*PROBLEM REQUIREMENTS*. Each line that contains the string "是古印度文明的标志性建筑" counts once; report how many such lines appear in the data, as a number only.

Saved data entries
▼▼▼

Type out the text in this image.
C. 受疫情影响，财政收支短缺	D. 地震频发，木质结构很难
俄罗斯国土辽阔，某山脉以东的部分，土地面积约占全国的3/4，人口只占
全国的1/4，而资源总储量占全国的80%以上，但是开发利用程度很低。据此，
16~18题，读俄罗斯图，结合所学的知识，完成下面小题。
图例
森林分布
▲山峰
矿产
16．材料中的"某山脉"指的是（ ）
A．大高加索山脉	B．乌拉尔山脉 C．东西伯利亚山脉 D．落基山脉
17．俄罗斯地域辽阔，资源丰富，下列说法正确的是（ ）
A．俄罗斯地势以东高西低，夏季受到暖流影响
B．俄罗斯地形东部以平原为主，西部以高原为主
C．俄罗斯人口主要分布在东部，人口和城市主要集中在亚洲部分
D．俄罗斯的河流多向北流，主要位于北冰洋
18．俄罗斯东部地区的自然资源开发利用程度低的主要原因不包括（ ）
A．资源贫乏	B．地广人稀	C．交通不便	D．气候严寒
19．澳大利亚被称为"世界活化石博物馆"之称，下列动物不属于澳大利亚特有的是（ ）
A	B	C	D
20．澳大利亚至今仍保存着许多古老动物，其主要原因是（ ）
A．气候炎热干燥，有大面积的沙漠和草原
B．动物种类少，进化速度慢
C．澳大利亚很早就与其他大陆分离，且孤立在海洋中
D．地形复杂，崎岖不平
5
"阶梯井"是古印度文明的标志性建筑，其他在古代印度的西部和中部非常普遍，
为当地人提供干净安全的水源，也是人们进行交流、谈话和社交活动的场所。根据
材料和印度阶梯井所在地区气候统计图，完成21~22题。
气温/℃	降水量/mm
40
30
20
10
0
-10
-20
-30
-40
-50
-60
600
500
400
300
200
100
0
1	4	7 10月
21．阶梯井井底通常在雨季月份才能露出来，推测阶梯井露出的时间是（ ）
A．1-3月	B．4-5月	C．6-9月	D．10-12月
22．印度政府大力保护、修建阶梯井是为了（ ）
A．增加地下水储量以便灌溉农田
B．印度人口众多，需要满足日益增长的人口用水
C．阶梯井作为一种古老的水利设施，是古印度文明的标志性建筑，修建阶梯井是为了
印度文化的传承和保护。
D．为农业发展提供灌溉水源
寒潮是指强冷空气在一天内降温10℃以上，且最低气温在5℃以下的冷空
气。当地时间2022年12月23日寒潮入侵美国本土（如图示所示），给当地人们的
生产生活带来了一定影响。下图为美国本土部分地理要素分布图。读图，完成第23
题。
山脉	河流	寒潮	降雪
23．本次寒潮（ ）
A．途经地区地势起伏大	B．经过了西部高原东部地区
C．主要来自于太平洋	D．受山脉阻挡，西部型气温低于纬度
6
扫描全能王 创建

▲▲▲

*WRITTEN ANSWER*. 2